* MATERIALS PROVIDED:

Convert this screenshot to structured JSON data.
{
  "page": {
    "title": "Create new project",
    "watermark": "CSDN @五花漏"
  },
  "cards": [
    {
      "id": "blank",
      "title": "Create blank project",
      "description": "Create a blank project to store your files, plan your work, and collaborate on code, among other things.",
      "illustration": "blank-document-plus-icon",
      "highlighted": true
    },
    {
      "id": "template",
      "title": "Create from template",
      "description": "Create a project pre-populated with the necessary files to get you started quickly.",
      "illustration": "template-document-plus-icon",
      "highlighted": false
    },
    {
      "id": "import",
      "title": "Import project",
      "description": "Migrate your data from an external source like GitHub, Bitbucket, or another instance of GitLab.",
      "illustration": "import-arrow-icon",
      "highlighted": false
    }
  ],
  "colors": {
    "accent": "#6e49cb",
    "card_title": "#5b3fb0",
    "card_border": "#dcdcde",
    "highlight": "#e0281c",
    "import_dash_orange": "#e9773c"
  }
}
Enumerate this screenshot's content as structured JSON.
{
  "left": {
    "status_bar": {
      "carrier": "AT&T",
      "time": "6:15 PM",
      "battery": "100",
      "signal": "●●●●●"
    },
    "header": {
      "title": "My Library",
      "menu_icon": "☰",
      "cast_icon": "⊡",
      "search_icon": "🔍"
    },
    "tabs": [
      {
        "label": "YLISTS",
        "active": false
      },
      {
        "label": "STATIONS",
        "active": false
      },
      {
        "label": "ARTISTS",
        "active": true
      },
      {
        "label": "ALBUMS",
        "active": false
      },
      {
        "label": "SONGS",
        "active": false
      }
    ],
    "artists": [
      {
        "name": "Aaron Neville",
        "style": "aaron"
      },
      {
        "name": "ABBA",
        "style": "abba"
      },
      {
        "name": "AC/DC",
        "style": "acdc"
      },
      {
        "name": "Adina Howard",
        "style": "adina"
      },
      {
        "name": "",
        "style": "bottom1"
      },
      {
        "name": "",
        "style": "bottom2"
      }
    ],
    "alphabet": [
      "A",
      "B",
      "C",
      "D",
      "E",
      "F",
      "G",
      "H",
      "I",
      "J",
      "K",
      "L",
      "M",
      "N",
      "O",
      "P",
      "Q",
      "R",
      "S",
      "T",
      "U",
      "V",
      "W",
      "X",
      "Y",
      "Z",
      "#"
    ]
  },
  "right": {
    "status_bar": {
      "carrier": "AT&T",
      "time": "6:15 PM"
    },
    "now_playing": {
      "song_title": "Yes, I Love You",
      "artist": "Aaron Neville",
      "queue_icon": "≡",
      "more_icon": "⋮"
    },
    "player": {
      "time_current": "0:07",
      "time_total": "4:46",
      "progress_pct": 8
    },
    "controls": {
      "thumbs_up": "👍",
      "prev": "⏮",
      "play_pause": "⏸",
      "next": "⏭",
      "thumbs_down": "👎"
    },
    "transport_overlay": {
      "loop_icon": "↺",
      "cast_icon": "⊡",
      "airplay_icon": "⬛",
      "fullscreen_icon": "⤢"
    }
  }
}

* TASK DIRECTIONS:
Retype the whole listing, matching it exactly.

* SOLUTION TO THIS TASK:
Convert this screenshot to structured JSON data.
{
  "page": {
    "title": "Create new project",
    "watermark": "CSDN @五花漏"
  },
  "cards": [
    {
      "id": "blank",
      "title": "Create blank project",
      "description": "Create a blank project to store your files, plan your work, and collaborate on code, among other things.",
      "illustration": "blank-document-plus-icon",
      "highlighted": true
    },
    {
      "id": "template",
      "title": "Create from template",
      "description": "Create a project pre-populated with the necessary files to get you started quickly.",
      "illustration": "template-document-plus-icon",
      "highlighted": false
    },
    {
      "id": "import",
      "title": "Import project",
      "description": "Migrate your data from an external source like GitHub, Bitbucket, or another instance of GitLab.",
      "illustration": "import-arrow-icon",
      "highlighted": false
    }
  ],
  "colors": {
    "accent": "#6e49cb",
    "card_title": "#5b3fb0",
    "card_border": "#dcdcde",
    "highlight": "#e0281c",
    "import_dash_orange": "#e9773c"
  }
}
Enumerate this screenshot's content as structured JSON.
{
  "left": {
    "status_bar": {
      "carrier": "AT&T",
      "time": "6:15 PM",
      "battery": "100",
      "signal": "●●●●●"
    },
    "header": {
      "title": "My Library",
      "menu_icon": "☰",
      "cast_icon": "⊡",
      "search_icon": "🔍"
    },
    "tabs": [
      {
        "label": "YLISTS",
        "active": false
      },
      {
        "label": "STATIONS",
        "active": false
      },
      {
        "label": "ARTISTS",
        "active": true
      },
      {
        "label": "ALBUMS",
        "active": false
      },
      {
        "label": "SONGS",
        "active": false
      }
    ],
    "artists": [
      {
        "name": "Aaron Neville",
        "style": "aaron"
      },
      {
        "name": "ABBA",
        "style": "abba"
      },
      {
        "name": "AC/DC",
        "style": "acdc"
      },
      {
        "name": "Adina Howard",
        "style": "adina"
      },
      {
        "name": "",
        "style": "bottom1"
      },
      {
        "name": "",
        "style": "bottom2"
      }
    ],
    "alphabet": [
      "A",
      "B",
      "C",
      "D",
      "E",
      "F",
      "G",
      "H",
      "I",
      "J",
      "K",
      "L",
      "M",
      "N",
      "O",
      "P",
      "Q",
      "R",
      "S",
      "T",
      "U",
      "V",
      "W",
      "X",
      "Y",
      "Z",
      "#"
    ]
  },
  "right": {
    "status_bar": {
      "carrier": "AT&T",
      "time": "6:15 PM"
    },
    "now_playing": {
      "song_title": "Yes, I Love You",
      "artist": "Aaron Neville",
      "queue_icon": "≡",
      "more_icon": "⋮"
    },
    "player": {
      "time_current": "0:07",
      "time_total": "4:46",
      "progress_pct": 8
    },
    "controls": {
      "thumbs_up": "👍",
      "prev": "⏮",
      "play_pause": "⏸",
      "next": "⏭",
      "thumbs_down": "👎"
    },
    "transport_overlay": {
      "loop_icon": "↺",
      "cast_icon": "⊡",
      "airplay_icon": "⬛",
      "fullscreen_icon": "⤢"
    }
  }
}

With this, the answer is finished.